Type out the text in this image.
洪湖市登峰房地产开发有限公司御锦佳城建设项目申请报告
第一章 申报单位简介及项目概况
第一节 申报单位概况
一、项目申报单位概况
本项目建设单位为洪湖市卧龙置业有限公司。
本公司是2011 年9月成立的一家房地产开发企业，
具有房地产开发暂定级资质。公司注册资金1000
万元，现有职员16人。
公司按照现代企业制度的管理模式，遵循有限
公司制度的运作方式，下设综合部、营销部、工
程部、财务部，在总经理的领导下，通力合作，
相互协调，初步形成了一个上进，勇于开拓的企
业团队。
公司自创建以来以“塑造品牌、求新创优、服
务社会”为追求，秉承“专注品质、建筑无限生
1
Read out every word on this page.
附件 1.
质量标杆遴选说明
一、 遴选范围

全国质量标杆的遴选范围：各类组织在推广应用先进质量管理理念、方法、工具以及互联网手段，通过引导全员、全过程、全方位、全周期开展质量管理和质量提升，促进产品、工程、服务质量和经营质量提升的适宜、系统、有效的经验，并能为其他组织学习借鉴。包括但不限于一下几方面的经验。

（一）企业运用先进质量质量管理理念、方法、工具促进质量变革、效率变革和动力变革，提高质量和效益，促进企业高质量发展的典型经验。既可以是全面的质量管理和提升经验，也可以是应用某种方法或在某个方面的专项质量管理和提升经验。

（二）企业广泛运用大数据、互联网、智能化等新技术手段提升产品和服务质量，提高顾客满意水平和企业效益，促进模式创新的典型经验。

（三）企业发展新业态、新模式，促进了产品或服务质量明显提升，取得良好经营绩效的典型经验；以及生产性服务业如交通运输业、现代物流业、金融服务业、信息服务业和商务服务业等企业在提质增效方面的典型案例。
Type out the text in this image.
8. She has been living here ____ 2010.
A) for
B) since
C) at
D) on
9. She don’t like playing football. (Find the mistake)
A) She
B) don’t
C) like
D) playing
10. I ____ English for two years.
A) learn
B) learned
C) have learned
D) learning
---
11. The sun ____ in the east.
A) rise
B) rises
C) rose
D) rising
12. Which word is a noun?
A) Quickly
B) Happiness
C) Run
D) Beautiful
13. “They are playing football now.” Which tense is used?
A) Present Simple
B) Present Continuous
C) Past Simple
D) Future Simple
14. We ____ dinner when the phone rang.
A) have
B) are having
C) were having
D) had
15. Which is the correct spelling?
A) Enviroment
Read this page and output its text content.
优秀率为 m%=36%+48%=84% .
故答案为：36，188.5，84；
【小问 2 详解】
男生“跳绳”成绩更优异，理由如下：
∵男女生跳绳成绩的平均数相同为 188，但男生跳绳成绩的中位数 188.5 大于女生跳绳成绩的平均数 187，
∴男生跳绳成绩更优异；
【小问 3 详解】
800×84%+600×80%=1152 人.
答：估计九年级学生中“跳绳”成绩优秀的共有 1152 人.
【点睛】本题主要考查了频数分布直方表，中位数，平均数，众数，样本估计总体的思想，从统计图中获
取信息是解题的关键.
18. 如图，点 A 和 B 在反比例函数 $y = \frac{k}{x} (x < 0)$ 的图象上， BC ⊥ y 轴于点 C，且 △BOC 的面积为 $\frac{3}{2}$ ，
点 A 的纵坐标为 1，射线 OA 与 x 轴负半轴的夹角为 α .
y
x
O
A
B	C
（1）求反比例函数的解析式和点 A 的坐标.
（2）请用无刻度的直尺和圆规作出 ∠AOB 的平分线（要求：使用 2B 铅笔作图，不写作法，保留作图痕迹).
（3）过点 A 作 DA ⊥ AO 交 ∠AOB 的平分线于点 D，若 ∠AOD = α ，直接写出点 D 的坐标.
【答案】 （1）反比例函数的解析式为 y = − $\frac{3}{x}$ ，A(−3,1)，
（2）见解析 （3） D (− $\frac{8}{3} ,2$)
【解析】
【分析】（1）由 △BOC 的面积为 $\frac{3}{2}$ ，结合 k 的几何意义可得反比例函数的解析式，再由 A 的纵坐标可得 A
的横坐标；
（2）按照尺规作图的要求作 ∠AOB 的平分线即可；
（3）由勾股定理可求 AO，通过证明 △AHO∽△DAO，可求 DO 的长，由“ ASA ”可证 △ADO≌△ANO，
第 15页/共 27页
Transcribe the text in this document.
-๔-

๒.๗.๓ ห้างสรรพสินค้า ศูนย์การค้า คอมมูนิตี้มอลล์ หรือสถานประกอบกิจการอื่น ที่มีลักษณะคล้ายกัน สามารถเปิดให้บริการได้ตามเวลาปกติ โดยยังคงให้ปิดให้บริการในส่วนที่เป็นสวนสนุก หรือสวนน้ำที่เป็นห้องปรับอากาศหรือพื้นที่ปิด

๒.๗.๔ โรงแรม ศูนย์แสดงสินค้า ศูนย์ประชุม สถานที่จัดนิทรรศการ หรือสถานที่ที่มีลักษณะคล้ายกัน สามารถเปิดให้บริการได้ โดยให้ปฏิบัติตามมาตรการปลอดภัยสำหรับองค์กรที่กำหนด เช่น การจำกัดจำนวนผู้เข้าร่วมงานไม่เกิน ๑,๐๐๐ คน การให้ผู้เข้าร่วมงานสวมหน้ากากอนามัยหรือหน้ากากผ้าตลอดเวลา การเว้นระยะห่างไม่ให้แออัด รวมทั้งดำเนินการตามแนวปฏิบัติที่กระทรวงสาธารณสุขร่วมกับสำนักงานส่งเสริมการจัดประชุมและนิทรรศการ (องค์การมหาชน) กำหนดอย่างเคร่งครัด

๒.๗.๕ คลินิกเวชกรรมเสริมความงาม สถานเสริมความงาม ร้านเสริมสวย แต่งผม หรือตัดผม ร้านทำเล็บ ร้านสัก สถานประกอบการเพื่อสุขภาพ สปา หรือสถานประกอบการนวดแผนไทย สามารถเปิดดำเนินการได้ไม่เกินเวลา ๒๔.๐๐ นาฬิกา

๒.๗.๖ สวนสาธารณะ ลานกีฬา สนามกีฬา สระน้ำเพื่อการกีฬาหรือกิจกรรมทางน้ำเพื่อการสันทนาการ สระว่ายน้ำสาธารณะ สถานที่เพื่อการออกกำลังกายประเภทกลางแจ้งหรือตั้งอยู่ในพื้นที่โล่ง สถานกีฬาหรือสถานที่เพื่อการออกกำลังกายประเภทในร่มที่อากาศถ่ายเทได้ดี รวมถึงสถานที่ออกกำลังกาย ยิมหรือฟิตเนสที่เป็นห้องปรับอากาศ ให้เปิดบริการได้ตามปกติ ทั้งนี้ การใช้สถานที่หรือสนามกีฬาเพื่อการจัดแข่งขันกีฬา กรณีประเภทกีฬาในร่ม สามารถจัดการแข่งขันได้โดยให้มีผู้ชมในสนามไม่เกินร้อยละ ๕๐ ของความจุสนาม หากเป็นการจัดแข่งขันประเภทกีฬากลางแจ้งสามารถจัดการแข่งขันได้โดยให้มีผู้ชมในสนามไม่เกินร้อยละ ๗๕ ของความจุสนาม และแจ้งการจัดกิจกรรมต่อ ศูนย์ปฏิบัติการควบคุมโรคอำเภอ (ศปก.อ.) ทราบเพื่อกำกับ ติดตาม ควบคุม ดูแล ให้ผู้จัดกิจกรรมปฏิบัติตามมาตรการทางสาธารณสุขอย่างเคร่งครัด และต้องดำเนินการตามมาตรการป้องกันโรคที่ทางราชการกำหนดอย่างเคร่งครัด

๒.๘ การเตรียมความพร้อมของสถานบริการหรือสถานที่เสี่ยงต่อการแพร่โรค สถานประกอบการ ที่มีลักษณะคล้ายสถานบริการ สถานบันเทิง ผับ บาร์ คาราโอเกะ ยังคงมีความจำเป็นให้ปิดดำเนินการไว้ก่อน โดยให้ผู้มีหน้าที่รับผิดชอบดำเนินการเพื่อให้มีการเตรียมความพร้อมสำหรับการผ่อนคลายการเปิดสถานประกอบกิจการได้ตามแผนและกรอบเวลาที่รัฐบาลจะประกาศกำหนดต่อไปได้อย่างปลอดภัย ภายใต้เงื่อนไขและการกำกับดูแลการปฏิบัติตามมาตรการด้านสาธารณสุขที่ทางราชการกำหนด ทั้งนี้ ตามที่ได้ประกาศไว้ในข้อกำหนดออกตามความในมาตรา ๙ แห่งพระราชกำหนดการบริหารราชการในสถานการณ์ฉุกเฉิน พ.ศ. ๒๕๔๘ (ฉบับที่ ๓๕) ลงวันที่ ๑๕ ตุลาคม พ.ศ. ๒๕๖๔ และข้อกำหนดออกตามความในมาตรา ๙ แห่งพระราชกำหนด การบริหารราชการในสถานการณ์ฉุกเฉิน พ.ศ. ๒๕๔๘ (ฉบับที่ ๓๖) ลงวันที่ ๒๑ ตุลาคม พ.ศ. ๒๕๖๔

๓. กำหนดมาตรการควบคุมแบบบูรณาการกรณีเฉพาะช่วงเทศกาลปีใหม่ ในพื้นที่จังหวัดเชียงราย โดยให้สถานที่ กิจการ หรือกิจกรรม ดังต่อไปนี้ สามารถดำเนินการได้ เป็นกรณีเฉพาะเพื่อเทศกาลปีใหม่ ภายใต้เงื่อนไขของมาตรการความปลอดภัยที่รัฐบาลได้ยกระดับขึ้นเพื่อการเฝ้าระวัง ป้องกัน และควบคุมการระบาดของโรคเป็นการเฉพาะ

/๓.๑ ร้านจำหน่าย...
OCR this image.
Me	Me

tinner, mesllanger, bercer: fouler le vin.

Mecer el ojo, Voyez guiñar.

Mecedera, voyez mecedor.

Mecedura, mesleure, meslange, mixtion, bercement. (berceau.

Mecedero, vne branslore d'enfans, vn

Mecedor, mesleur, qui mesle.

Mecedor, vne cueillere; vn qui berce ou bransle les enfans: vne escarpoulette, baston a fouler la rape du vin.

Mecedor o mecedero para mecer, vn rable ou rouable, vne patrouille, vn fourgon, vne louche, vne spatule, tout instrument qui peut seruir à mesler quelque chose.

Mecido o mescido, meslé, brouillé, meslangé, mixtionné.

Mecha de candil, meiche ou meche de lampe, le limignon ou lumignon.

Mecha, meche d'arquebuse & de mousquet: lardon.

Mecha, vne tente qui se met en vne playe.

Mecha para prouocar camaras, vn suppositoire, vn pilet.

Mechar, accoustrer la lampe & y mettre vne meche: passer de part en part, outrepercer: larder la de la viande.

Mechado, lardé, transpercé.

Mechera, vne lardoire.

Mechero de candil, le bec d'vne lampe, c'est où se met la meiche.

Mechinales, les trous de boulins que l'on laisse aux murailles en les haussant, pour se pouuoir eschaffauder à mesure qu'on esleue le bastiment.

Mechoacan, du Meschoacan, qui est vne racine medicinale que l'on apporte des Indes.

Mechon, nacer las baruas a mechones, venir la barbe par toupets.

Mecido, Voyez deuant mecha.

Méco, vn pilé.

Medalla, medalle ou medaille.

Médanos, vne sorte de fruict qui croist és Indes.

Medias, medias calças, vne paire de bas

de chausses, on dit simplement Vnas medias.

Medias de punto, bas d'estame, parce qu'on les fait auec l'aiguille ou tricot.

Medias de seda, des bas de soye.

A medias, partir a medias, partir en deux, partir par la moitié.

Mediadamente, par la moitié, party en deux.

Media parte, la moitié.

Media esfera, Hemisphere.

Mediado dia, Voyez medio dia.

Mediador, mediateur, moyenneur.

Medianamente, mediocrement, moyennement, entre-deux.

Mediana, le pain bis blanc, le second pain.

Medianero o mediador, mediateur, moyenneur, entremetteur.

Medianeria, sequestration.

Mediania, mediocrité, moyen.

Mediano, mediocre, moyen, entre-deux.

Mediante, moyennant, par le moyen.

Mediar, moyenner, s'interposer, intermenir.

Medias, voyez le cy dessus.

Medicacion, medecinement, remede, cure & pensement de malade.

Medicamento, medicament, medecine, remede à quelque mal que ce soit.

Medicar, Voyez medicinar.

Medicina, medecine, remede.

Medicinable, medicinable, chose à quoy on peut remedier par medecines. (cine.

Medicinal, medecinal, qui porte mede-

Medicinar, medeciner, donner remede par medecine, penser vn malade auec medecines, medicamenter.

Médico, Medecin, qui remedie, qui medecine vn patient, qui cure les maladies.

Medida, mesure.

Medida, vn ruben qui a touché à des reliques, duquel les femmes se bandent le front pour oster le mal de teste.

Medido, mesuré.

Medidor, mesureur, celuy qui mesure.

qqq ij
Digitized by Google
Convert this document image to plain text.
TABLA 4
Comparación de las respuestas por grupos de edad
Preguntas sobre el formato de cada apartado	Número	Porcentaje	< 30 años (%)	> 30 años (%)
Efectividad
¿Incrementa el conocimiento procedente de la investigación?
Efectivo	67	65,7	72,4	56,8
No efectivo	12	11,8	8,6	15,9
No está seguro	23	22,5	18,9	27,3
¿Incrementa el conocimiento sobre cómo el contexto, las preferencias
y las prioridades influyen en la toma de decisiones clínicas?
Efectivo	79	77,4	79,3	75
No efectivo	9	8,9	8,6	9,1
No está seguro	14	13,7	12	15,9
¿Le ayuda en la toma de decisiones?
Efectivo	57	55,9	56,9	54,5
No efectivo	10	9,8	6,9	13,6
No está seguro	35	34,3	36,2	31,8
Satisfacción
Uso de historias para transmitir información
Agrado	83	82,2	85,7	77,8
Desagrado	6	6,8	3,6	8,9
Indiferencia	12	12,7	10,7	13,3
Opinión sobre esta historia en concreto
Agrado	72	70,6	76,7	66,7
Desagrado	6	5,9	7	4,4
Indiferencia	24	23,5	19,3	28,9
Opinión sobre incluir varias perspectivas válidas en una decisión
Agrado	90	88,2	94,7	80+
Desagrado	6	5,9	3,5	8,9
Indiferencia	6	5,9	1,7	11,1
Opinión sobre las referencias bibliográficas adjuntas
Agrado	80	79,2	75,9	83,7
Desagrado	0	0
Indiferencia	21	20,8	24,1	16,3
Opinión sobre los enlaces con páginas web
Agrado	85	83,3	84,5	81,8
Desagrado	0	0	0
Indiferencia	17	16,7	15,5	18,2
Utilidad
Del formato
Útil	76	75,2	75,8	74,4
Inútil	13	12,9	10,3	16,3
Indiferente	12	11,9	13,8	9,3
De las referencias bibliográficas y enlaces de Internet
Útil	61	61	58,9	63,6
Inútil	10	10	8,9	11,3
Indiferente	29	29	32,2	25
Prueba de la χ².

::::

- **Exercise instructions**: Only the lines from the one containing "Convert this document image to plain text." to the end of the listing belong in the output, each reproduced exactly.

- **Right answer**:
Convert this document image to plain text.
TABLA 4
Comparación de las respuestas por grupos de edad
Preguntas sobre el formato de cada apartado	Número	Porcentaje	< 30 años (%)	> 30 años (%)
Efectividad
¿Incrementa el conocimiento procedente de la investigación?
Efectivo	67	65,7	72,4	56,8
No efectivo	12	11,8	8,6	15,9
No está seguro	23	22,5	18,9	27,3
¿Incrementa el conocimiento sobre cómo el contexto, las preferencias
y las prioridades influyen en la toma de decisiones clínicas?
Efectivo	79	77,4	79,3	75
No efectivo	9	8,9	8,6	9,1
No está seguro	14	13,7	12	15,9
¿Le ayuda en la toma de decisiones?
Efectivo	57	55,9	56,9	54,5
No efectivo	10	9,8	6,9	13,6
No está seguro	35	34,3	36,2	31,8
Satisfacción
Uso de historias para transmitir información
Agrado	83	82,2	85,7	77,8
Desagrado	6	6,8	3,6	8,9
Indiferencia	12	12,7	10,7	13,3
Opinión sobre esta historia en concreto
Agrado	72	70,6	76,7	66,7
Desagrado	6	5,9	7	4,4
Indiferencia	24	23,5	19,3	28,9
Opinión sobre incluir varias perspectivas válidas en una decisión
Agrado	90	88,2	94,7	80+
Desagrado	6	5,9	3,5	8,9
Indiferencia	6	5,9	1,7	11,1
Opinión sobre las referencias bibliográficas adjuntas
Agrado	80	79,2	75,9	83,7
Desagrado	0	0
Indiferencia	21	20,8	24,1	16,3
Opinión sobre los enlaces con páginas web
Agrado	85	83,3	84,5	81,8
Desagrado	0	0	0
Indiferencia	17	16,7	15,5	18,2
Utilidad
Del formato
Útil	76	75,2	75,8	74,4
Inútil	13	12,9	10,3	16,3
Indiferente	12	11,9	13,8	9,3
De las referencias bibliográficas y enlaces de Internet
Útil	61	61	58,9	63,6
Inútil	10	10	8,9	11,3
Indiferente	29	29	32,2	25
Prueba de la χ².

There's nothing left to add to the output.